Exercise prompt
Copy out the records in full, word for word, without pictures.

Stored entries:
>> Begin
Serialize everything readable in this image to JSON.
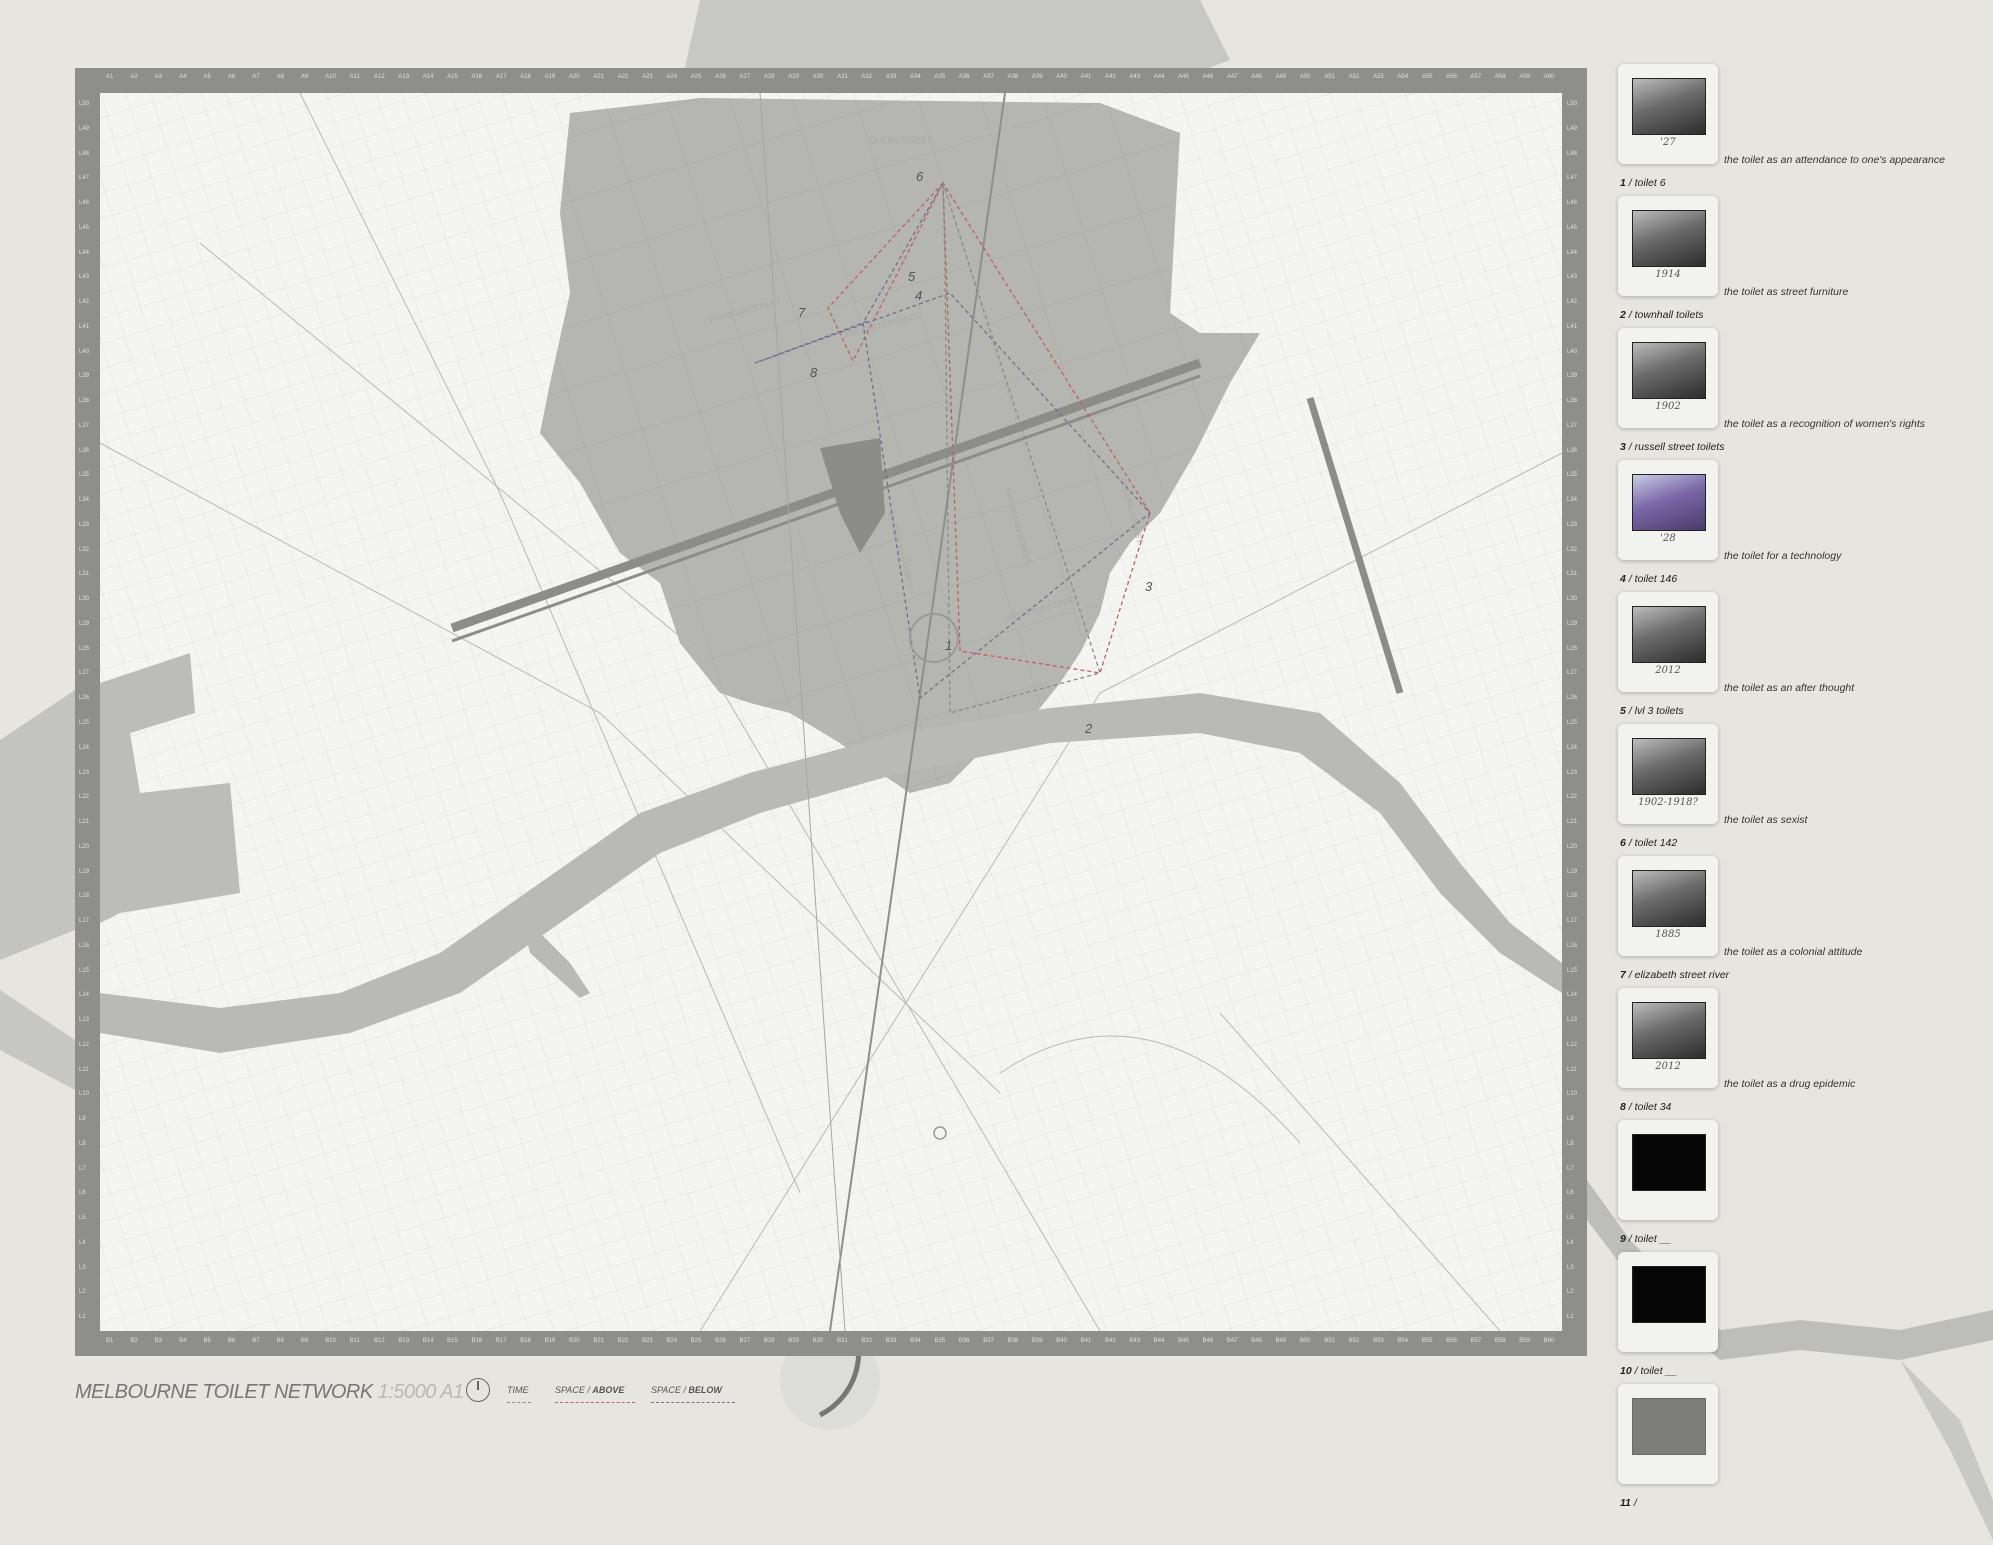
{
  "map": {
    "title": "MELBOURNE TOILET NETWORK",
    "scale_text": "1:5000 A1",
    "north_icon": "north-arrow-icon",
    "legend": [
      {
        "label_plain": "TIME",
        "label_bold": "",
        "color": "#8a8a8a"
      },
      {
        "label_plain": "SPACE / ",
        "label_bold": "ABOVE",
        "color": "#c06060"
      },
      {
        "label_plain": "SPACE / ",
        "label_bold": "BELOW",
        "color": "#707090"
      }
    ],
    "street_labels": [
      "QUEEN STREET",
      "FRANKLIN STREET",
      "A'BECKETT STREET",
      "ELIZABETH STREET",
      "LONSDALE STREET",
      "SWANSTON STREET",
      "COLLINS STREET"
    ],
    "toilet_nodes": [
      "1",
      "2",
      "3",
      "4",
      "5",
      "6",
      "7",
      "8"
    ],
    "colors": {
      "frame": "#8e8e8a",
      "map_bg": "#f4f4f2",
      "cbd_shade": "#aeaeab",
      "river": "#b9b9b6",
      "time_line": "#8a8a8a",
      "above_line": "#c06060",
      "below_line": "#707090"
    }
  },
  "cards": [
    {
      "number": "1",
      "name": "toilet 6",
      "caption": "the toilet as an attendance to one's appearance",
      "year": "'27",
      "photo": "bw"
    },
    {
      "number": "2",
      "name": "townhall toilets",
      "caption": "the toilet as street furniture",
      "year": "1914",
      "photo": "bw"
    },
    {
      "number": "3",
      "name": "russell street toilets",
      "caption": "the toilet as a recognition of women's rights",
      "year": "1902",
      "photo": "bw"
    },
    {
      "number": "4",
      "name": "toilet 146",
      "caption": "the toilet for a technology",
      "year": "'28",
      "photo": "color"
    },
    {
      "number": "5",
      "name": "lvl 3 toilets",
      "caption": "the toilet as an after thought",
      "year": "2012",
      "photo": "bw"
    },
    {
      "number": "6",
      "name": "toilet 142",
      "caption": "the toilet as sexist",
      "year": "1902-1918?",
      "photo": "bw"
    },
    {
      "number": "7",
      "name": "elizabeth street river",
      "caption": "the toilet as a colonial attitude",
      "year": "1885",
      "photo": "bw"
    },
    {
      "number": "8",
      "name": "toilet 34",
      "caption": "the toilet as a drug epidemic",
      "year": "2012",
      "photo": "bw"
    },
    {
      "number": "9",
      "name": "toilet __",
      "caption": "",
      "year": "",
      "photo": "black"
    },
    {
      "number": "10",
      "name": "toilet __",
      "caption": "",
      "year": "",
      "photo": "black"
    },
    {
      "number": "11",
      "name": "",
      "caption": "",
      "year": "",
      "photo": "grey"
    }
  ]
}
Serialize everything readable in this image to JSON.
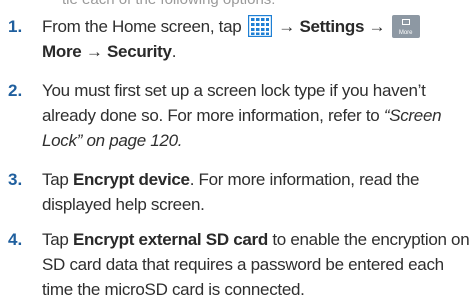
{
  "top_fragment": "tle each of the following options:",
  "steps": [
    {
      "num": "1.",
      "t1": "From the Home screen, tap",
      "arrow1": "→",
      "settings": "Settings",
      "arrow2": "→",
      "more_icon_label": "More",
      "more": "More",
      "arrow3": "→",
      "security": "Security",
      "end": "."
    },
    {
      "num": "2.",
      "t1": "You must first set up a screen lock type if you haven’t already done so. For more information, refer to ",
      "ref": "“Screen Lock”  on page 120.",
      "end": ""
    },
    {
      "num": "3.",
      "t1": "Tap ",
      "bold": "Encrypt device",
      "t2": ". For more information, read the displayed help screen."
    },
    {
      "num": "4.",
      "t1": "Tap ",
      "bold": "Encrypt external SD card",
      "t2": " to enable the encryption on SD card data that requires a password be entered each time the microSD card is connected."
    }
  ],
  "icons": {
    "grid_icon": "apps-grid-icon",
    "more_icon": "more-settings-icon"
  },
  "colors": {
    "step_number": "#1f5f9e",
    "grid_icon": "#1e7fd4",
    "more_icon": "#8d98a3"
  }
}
>> End
Result of this exercise
Serialize everything readable in this image to JSON.
{
  "map": {
    "title": "MELBOURNE TOILET NETWORK",
    "scale_text": "1:5000 A1",
    "north_icon": "north-arrow-icon",
    "legend": [
      {
        "label_plain": "TIME",
        "label_bold": "",
        "color": "#8a8a8a"
      },
      {
        "label_plain": "SPACE / ",
        "label_bold": "ABOVE",
        "color": "#c06060"
      },
      {
        "label_plain": "SPACE / ",
        "label_bold": "BELOW",
        "color": "#707090"
      }
    ],
    "street_labels": [
      "QUEEN STREET",
      "FRANKLIN STREET",
      "A'BECKETT STREET",
      "ELIZABETH STREET",
      "LONSDALE STREET",
      "SWANSTON STREET",
      "COLLINS STREET"
    ],
    "toilet_nodes": [
      "1",
      "2",
      "3",
      "4",
      "5",
      "6",
      "7",
      "8"
    ],
    "colors": {
      "frame": "#8e8e8a",
      "map_bg": "#f4f4f2",
      "cbd_shade": "#aeaeab",
      "river": "#b9b9b6",
      "time_line": "#8a8a8a",
      "above_line": "#c06060",
      "below_line": "#707090"
    }
  },
  "cards": [
    {
      "number": "1",
      "name": "toilet 6",
      "caption": "the toilet as an attendance to one's appearance",
      "year": "'27",
      "photo": "bw"
    },
    {
      "number": "2",
      "name": "townhall toilets",
      "caption": "the toilet as street furniture",
      "year": "1914",
      "photo": "bw"
    },
    {
      "number": "3",
      "name": "russell street toilets",
      "caption": "the toilet as a recognition of women's rights",
      "year": "1902",
      "photo": "bw"
    },
    {
      "number": "4",
      "name": "toilet 146",
      "caption": "the toilet for a technology",
      "year": "'28",
      "photo": "color"
    },
    {
      "number": "5",
      "name": "lvl 3 toilets",
      "caption": "the toilet as an after thought",
      "year": "2012",
      "photo": "bw"
    },
    {
      "number": "6",
      "name": "toilet 142",
      "caption": "the toilet as sexist",
      "year": "1902-1918?",
      "photo": "bw"
    },
    {
      "number": "7",
      "name": "elizabeth street river",
      "caption": "the toilet as a colonial attitude",
      "year": "1885",
      "photo": "bw"
    },
    {
      "number": "8",
      "name": "toilet 34",
      "caption": "the toilet as a drug epidemic",
      "year": "2012",
      "photo": "bw"
    },
    {
      "number": "9",
      "name": "toilet __",
      "caption": "",
      "year": "",
      "photo": "black"
    },
    {
      "number": "10",
      "name": "toilet __",
      "caption": "",
      "year": "",
      "photo": "black"
    },
    {
      "number": "11",
      "name": "",
      "caption": "",
      "year": "",
      "photo": "grey"
    }
  ]
}
Serialize everything readable in this image to JSON.
{
  "top_fragment": "tle each of the following options:",
  "steps": [
    {
      "num": "1.",
      "t1": "From the Home screen, tap",
      "arrow1": "→",
      "settings": "Settings",
      "arrow2": "→",
      "more_icon_label": "More",
      "more": "More",
      "arrow3": "→",
      "security": "Security",
      "end": "."
    },
    {
      "num": "2.",
      "t1": "You must first set up a screen lock type if you haven’t already done so. For more information, refer to ",
      "ref": "“Screen Lock”  on page 120.",
      "end": ""
    },
    {
      "num": "3.",
      "t1": "Tap ",
      "bold": "Encrypt device",
      "t2": ". For more information, read the displayed help screen."
    },
    {
      "num": "4.",
      "t1": "Tap ",
      "bold": "Encrypt external SD card",
      "t2": " to enable the encryption on SD card data that requires a password be entered each time the microSD card is connected."
    }
  ],
  "icons": {
    "grid_icon": "apps-grid-icon",
    "more_icon": "more-settings-icon"
  },
  "colors": {
    "step_number": "#1f5f9e",
    "grid_icon": "#1e7fd4",
    "more_icon": "#8d98a3"
  }
}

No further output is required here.